Dataset listings of figures:
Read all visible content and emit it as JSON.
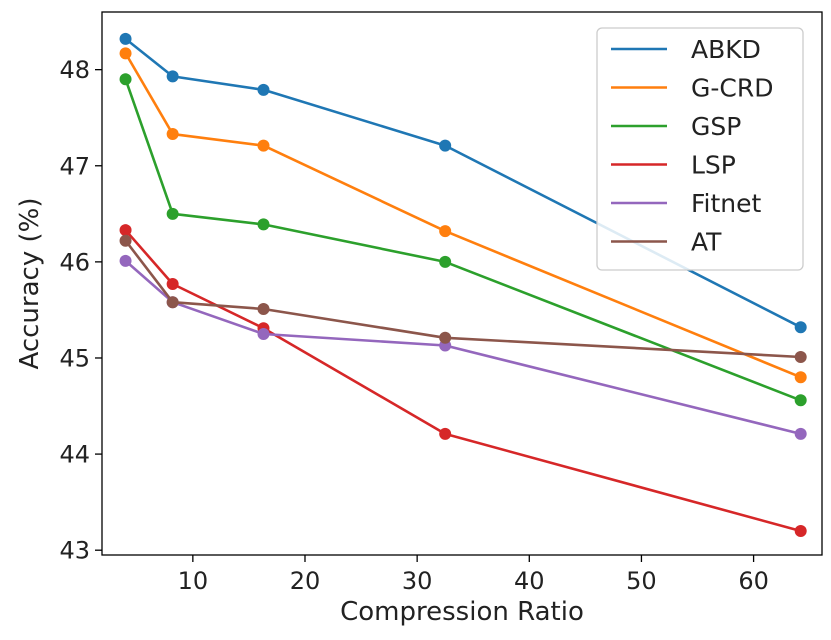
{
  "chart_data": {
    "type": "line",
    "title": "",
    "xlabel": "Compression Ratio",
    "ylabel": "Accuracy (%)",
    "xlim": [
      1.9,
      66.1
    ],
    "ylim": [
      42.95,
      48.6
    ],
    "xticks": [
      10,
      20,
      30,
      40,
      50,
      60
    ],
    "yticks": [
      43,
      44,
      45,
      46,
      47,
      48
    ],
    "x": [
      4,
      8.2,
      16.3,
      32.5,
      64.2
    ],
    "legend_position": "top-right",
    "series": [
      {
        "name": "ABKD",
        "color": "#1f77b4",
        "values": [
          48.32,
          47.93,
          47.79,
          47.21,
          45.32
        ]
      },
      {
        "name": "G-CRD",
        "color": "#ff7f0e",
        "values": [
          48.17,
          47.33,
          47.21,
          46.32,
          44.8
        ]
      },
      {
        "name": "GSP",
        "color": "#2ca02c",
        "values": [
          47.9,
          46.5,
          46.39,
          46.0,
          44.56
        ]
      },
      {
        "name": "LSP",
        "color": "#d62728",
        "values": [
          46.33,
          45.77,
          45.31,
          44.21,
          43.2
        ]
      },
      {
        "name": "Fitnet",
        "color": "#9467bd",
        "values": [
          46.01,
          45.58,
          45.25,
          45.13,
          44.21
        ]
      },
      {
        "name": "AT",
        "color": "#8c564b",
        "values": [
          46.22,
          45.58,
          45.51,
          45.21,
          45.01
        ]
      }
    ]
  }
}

* * *

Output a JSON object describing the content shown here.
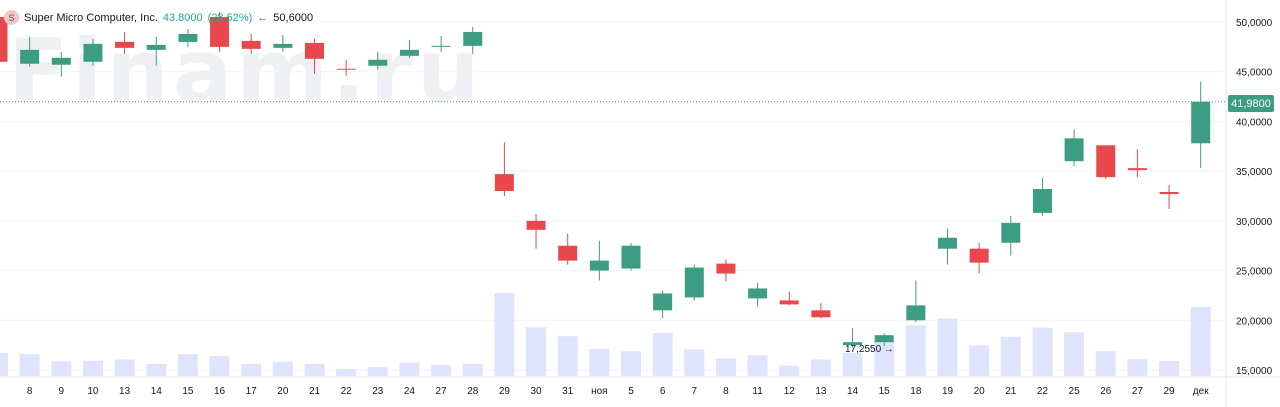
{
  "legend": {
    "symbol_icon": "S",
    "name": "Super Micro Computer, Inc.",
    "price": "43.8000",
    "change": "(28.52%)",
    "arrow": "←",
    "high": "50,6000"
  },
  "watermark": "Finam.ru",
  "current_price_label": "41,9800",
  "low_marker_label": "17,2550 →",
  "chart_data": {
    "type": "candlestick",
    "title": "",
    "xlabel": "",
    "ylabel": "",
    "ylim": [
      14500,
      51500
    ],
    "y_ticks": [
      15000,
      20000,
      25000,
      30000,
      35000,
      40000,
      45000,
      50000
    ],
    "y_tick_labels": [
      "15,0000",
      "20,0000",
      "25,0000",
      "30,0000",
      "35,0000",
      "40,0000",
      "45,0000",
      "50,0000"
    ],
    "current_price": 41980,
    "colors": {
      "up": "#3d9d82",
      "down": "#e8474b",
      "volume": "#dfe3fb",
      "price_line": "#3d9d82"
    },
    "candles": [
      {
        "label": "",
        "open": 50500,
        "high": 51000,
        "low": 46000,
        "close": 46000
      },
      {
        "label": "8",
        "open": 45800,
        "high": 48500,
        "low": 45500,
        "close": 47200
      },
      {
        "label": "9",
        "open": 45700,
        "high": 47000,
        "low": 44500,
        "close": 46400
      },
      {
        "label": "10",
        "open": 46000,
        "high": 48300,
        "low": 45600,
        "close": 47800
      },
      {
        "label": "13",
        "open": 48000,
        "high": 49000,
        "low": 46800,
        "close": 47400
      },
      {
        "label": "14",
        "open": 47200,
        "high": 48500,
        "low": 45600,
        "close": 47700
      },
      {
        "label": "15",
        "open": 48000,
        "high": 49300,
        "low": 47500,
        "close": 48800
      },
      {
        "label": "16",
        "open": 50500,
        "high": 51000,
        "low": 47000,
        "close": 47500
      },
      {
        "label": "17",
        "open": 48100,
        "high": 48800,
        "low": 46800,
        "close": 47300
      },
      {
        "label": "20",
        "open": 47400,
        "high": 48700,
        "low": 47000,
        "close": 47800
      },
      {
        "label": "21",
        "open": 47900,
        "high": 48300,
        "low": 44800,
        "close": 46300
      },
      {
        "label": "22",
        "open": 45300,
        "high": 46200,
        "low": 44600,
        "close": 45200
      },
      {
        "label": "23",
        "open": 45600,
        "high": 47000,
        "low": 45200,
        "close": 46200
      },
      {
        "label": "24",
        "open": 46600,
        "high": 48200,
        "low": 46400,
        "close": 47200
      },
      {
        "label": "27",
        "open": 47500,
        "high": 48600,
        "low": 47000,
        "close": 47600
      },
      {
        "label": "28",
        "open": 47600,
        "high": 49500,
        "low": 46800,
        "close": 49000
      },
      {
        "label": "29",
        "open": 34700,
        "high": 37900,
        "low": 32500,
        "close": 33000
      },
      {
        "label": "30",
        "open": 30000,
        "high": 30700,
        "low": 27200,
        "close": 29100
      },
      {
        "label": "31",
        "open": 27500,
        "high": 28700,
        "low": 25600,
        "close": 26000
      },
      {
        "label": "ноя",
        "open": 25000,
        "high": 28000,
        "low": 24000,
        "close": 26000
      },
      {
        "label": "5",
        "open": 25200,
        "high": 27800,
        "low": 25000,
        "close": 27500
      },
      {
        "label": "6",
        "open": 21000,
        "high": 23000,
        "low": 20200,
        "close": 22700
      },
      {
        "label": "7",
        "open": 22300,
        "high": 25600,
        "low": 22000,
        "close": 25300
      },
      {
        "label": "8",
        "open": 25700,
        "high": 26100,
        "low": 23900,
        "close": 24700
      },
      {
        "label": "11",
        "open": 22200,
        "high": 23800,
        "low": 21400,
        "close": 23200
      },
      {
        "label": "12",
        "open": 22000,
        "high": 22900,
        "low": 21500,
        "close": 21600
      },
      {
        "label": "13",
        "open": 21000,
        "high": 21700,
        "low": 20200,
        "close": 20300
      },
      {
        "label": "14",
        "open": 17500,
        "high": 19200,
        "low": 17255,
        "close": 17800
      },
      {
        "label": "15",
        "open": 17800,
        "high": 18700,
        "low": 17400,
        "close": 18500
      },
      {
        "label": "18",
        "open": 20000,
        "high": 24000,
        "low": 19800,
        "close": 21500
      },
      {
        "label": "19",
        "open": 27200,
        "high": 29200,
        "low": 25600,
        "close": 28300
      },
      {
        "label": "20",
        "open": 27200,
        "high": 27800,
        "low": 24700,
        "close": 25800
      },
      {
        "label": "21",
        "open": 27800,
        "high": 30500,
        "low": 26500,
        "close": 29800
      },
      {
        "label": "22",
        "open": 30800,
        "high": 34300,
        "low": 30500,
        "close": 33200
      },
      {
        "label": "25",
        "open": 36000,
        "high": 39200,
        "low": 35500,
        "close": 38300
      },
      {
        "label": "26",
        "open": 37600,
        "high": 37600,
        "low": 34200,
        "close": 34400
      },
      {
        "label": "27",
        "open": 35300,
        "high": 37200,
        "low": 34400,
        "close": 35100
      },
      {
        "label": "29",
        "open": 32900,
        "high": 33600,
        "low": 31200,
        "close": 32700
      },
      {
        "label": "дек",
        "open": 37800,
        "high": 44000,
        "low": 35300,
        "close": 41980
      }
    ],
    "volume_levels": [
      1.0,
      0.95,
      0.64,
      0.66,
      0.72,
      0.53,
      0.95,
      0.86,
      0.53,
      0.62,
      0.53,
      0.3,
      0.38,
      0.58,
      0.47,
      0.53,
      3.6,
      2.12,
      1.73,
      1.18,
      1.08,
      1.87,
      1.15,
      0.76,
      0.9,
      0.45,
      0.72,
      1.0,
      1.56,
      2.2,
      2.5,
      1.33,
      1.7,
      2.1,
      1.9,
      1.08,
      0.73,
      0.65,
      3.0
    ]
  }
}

* * *

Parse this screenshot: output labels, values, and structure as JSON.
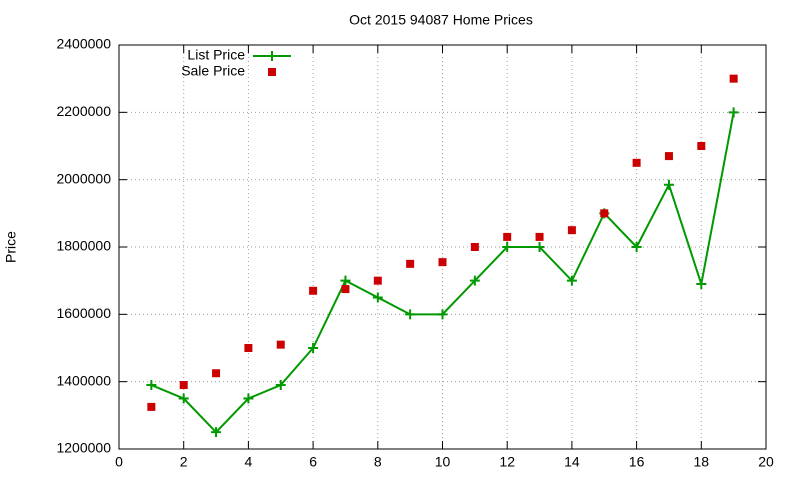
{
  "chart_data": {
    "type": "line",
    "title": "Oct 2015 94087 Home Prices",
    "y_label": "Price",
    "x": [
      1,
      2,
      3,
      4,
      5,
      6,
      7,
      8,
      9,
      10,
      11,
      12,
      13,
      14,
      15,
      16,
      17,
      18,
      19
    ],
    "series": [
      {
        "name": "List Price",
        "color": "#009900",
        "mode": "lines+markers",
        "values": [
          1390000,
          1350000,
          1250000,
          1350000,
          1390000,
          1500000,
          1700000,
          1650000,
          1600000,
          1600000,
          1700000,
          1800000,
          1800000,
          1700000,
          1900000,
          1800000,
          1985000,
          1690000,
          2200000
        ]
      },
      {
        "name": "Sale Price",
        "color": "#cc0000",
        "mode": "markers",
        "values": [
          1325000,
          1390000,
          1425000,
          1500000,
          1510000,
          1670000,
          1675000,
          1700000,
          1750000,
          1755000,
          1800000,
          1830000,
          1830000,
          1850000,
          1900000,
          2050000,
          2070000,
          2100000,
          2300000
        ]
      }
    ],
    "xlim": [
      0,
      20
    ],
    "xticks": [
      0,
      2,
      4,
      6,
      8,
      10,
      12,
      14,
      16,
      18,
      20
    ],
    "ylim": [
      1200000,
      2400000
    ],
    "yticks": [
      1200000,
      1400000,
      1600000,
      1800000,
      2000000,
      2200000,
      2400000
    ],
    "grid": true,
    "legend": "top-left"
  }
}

TASK DIRECTIONS = Check every line of the data, and copy the ones that contain "name".

SOLUTION FOR THIS PROBLEM =
        "name": "ABKD",
        "name": "G-CRD",
        "name": "GSP",
        "name": "LSP",
        "name": "Fitnet",
        "name": "AT",
    "name": "Super Micro Computer, Inc.",
        "name": "List Price",
        "name": "Sale Price",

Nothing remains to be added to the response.